## What you will do
Wherever the word "ylabel" appears in a line, extract that line.

## Input for this task
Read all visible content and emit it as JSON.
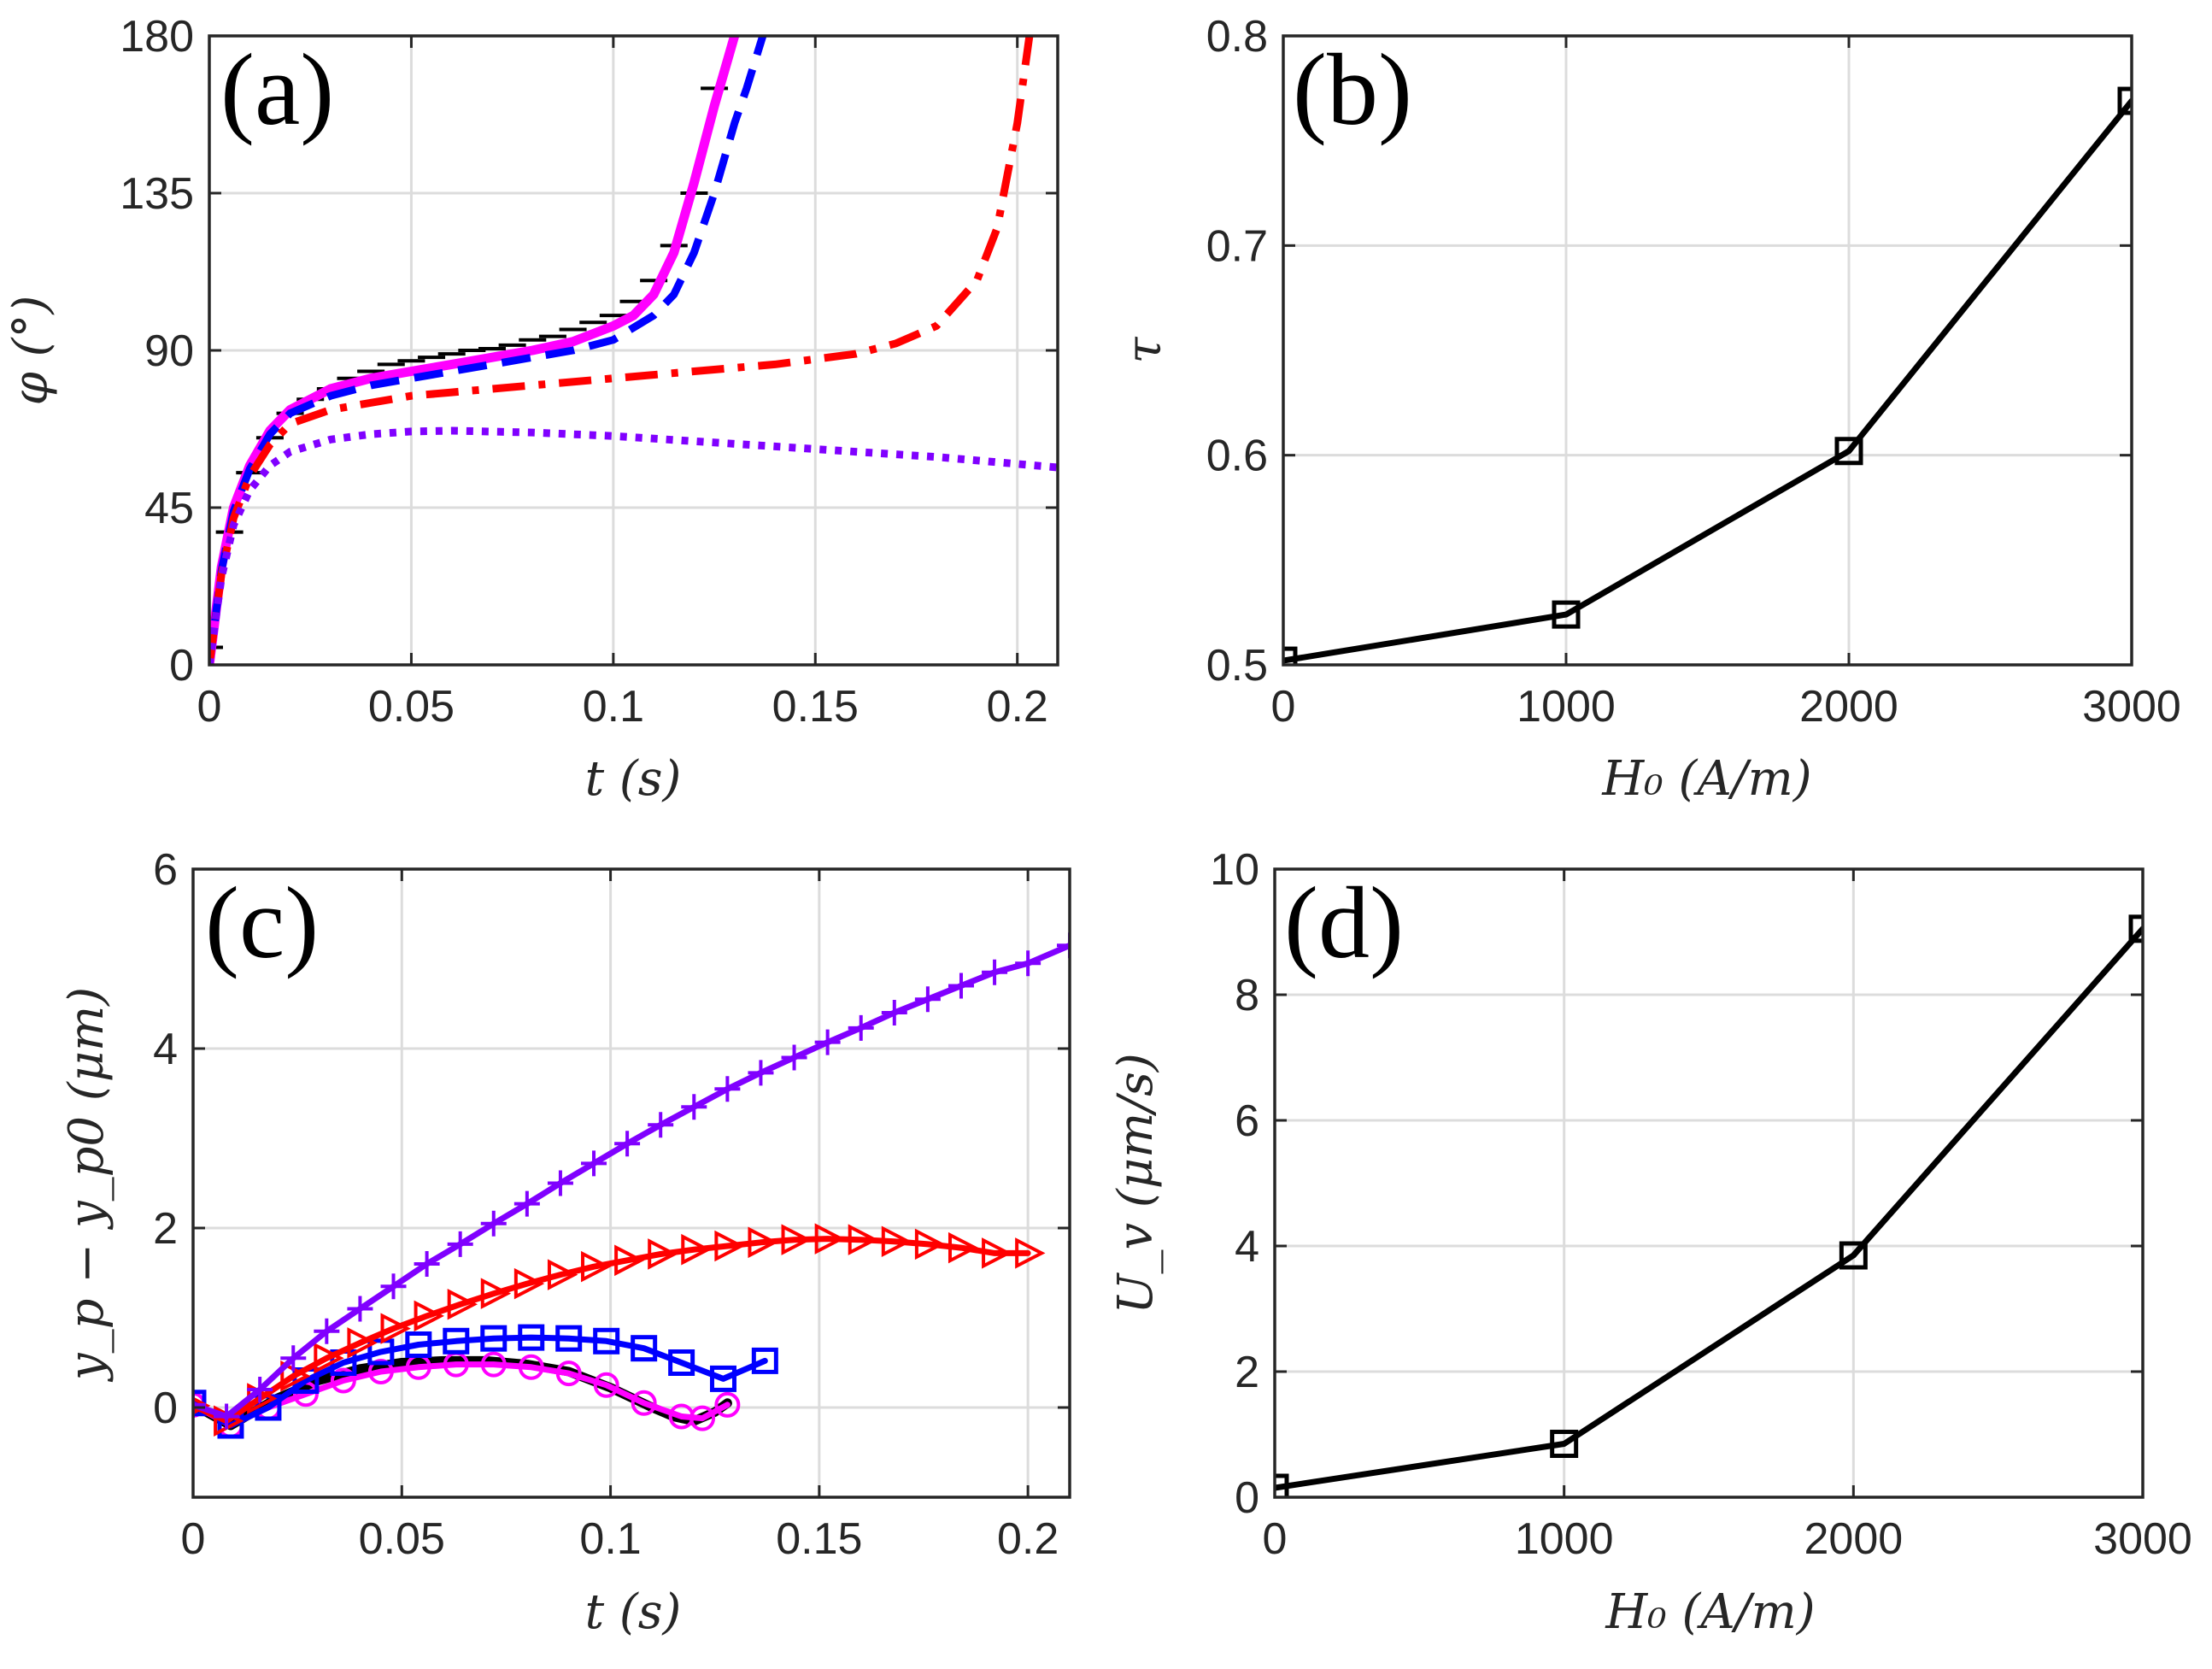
{
  "chart_data": [
    {
      "id": "a",
      "type": "line",
      "panel_label": "(a)",
      "xlabel": "t (s)",
      "ylabel": "φ (°)",
      "xlim": [
        0,
        0.21
      ],
      "ylim": [
        0,
        180
      ],
      "xticks": [
        0,
        0.05,
        0.1,
        0.15,
        0.2
      ],
      "xtick_labels": [
        "0",
        "0.05",
        "0.1",
        "0.15",
        "0.2"
      ],
      "yticks": [
        0,
        45,
        90,
        135,
        180
      ],
      "ytick_labels": [
        "0",
        "45",
        "90",
        "135",
        "180"
      ],
      "grid": true,
      "series": [
        {
          "name": "markers",
          "style": "hmarker",
          "color": "#000000",
          "x": [
            0.0,
            0.005,
            0.01,
            0.015,
            0.02,
            0.025,
            0.03,
            0.035,
            0.04,
            0.045,
            0.05,
            0.055,
            0.06,
            0.065,
            0.07,
            0.075,
            0.08,
            0.085,
            0.09,
            0.095,
            0.1,
            0.105,
            0.11,
            0.115,
            0.12,
            0.125
          ],
          "y": [
            5,
            38,
            55,
            65,
            72,
            76,
            79,
            82,
            84,
            86,
            87,
            88,
            89,
            90,
            90.5,
            91.5,
            93,
            94,
            96,
            98,
            100,
            104,
            110,
            120,
            135,
            165
          ]
        },
        {
          "name": "solid",
          "style": "solid",
          "color": "#ff00ff",
          "x": [
            0.0,
            0.003,
            0.006,
            0.01,
            0.015,
            0.02,
            0.03,
            0.04,
            0.05,
            0.06,
            0.07,
            0.08,
            0.09,
            0.1,
            0.105,
            0.11,
            0.115,
            0.12,
            0.125,
            0.128,
            0.13
          ],
          "y": [
            0,
            28,
            45,
            57,
            67,
            73,
            79,
            82,
            84,
            86,
            88,
            90,
            92.5,
            97,
            100,
            106,
            118,
            138,
            160,
            172,
            180
          ]
        },
        {
          "name": "dashed",
          "style": "dashed",
          "color": "#0000ff",
          "x": [
            0.0,
            0.003,
            0.006,
            0.01,
            0.015,
            0.02,
            0.03,
            0.04,
            0.05,
            0.06,
            0.07,
            0.08,
            0.09,
            0.1,
            0.11,
            0.115,
            0.12,
            0.125,
            0.13,
            0.133,
            0.137
          ],
          "y": [
            0,
            27,
            44,
            56,
            66,
            72,
            77,
            80,
            82,
            84,
            86,
            88,
            90,
            93,
            100,
            106,
            118,
            135,
            155,
            165,
            180
          ]
        },
        {
          "name": "dashdot",
          "style": "dashdot",
          "color": "#ff0000",
          "x": [
            0.0,
            0.003,
            0.006,
            0.01,
            0.015,
            0.02,
            0.03,
            0.04,
            0.05,
            0.06,
            0.08,
            0.1,
            0.12,
            0.14,
            0.16,
            0.17,
            0.18,
            0.19,
            0.195,
            0.2,
            0.203
          ],
          "y": [
            0,
            26,
            42,
            54,
            63,
            69,
            73,
            75,
            77,
            78,
            80,
            82,
            84,
            86,
            89,
            92,
            97,
            110,
            125,
            155,
            180
          ]
        },
        {
          "name": "dotted",
          "style": "dotted",
          "color": "#8000ff",
          "x": [
            0.0,
            0.003,
            0.006,
            0.01,
            0.015,
            0.02,
            0.03,
            0.04,
            0.05,
            0.06,
            0.08,
            0.1,
            0.12,
            0.14,
            0.16,
            0.18,
            0.2,
            0.21
          ],
          "y": [
            0,
            25,
            40,
            50,
            57,
            61,
            64.5,
            66,
            66.8,
            67,
            66.5,
            65.5,
            64,
            62.5,
            61,
            59.5,
            57.5,
            56.5
          ]
        }
      ]
    },
    {
      "id": "b",
      "type": "line",
      "panel_label": "(b)",
      "xlabel": "H₀ (A/m)",
      "ylabel": "τ",
      "xlim": [
        0,
        3000
      ],
      "ylim": [
        0.5,
        0.8
      ],
      "xticks": [
        0,
        1000,
        2000,
        3000
      ],
      "xtick_labels": [
        "0",
        "1000",
        "2000",
        "3000"
      ],
      "yticks": [
        0.5,
        0.6,
        0.7,
        0.8
      ],
      "ytick_labels": [
        "0.5",
        "0.6",
        "0.7",
        "0.8"
      ],
      "grid": true,
      "series": [
        {
          "name": "tau",
          "style": "solid",
          "marker": "square",
          "color": "#000000",
          "x": [
            0,
            1000,
            2000,
            3000
          ],
          "y": [
            0.502,
            0.524,
            0.602,
            0.769
          ]
        }
      ]
    },
    {
      "id": "c",
      "type": "line",
      "panel_label": "(c)",
      "xlabel": "t (s)",
      "ylabel": "y_p − y_p0 (μm)",
      "xlim": [
        0,
        0.21
      ],
      "ylim": [
        -1,
        6
      ],
      "xticks": [
        0,
        0.05,
        0.1,
        0.15,
        0.2
      ],
      "xtick_labels": [
        "0",
        "0.05",
        "0.1",
        "0.15",
        "0.2"
      ],
      "yticks": [
        0,
        2,
        4,
        6
      ],
      "ytick_labels": [
        "0",
        "2",
        "4",
        "6"
      ],
      "grid": true,
      "series": [
        {
          "name": "black",
          "style": "solid",
          "color": "#000000",
          "x": [
            0,
            0.009,
            0.02,
            0.03,
            0.04,
            0.05,
            0.06,
            0.07,
            0.08,
            0.09,
            0.1,
            0.11,
            0.115,
            0.12,
            0.125,
            0.128
          ],
          "y": [
            0.03,
            -0.2,
            0.1,
            0.3,
            0.43,
            0.5,
            0.52,
            0.52,
            0.48,
            0.4,
            0.22,
            0.0,
            -0.1,
            -0.15,
            -0.05,
            0.05
          ]
        },
        {
          "name": "magenta-circles",
          "style": "solid",
          "marker": "circle",
          "color": "#ff00ff",
          "x": [
            0,
            0.009,
            0.018,
            0.027,
            0.036,
            0.045,
            0.054,
            0.063,
            0.072,
            0.081,
            0.09,
            0.099,
            0.108,
            0.117,
            0.122,
            0.128
          ],
          "y": [
            0.03,
            -0.2,
            0.0,
            0.15,
            0.3,
            0.4,
            0.45,
            0.48,
            0.48,
            0.45,
            0.38,
            0.25,
            0.05,
            -0.1,
            -0.12,
            0.03
          ]
        },
        {
          "name": "blue-squares",
          "style": "solid",
          "marker": "square",
          "color": "#0000ff",
          "x": [
            0,
            0.009,
            0.018,
            0.027,
            0.036,
            0.045,
            0.054,
            0.063,
            0.072,
            0.081,
            0.09,
            0.099,
            0.108,
            0.117,
            0.127,
            0.137
          ],
          "y": [
            0.05,
            -0.2,
            0.0,
            0.3,
            0.5,
            0.62,
            0.7,
            0.74,
            0.77,
            0.78,
            0.77,
            0.74,
            0.66,
            0.5,
            0.32,
            0.52
          ]
        },
        {
          "name": "red-triangles",
          "style": "solid",
          "marker": "triangle-right",
          "color": "#ff0000",
          "x": [
            0,
            0.008,
            0.016,
            0.024,
            0.032,
            0.04,
            0.048,
            0.056,
            0.064,
            0.072,
            0.08,
            0.088,
            0.096,
            0.104,
            0.112,
            0.12,
            0.128,
            0.136,
            0.144,
            0.152,
            0.16,
            0.168,
            0.176,
            0.184,
            0.192,
            0.2
          ],
          "y": [
            0.02,
            -0.15,
            0.1,
            0.35,
            0.55,
            0.72,
            0.88,
            1.02,
            1.15,
            1.27,
            1.38,
            1.48,
            1.57,
            1.64,
            1.71,
            1.76,
            1.8,
            1.84,
            1.87,
            1.88,
            1.87,
            1.85,
            1.82,
            1.78,
            1.72,
            1.72
          ]
        },
        {
          "name": "purple-plus",
          "style": "solid",
          "marker": "plus",
          "color": "#8000ff",
          "x": [
            0,
            0.008,
            0.016,
            0.024,
            0.032,
            0.04,
            0.048,
            0.056,
            0.064,
            0.072,
            0.08,
            0.088,
            0.096,
            0.104,
            0.112,
            0.12,
            0.128,
            0.136,
            0.144,
            0.152,
            0.16,
            0.168,
            0.176,
            0.184,
            0.192,
            0.2,
            0.21
          ],
          "y": [
            0.03,
            -0.1,
            0.2,
            0.55,
            0.85,
            1.1,
            1.35,
            1.6,
            1.82,
            2.05,
            2.27,
            2.5,
            2.72,
            2.94,
            3.15,
            3.35,
            3.55,
            3.73,
            3.9,
            4.07,
            4.23,
            4.4,
            4.55,
            4.7,
            4.85,
            4.95,
            5.15
          ]
        }
      ]
    },
    {
      "id": "d",
      "type": "line",
      "panel_label": "(d)",
      "xlabel": "H₀ (A/m)",
      "ylabel": "U_v (μm/s)",
      "xlim": [
        0,
        3000
      ],
      "ylim": [
        0,
        10
      ],
      "xticks": [
        0,
        1000,
        2000,
        3000
      ],
      "xtick_labels": [
        "0",
        "1000",
        "2000",
        "3000"
      ],
      "yticks": [
        0,
        2,
        4,
        6,
        8,
        10
      ],
      "ytick_labels": [
        "0",
        "2",
        "4",
        "6",
        "8",
        "10"
      ],
      "grid": true,
      "series": [
        {
          "name": "Uv",
          "style": "solid",
          "marker": "square",
          "color": "#000000",
          "x": [
            0,
            1000,
            2000,
            3000
          ],
          "y": [
            0.15,
            0.85,
            3.85,
            9.05
          ]
        }
      ]
    }
  ]
}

## Exercise result
      "ylabel": "φ (°)",
      "ylabel": "τ",
      "ylabel": "y_p − y_p0 (μm)",
      "ylabel": "U_v (μm/s)",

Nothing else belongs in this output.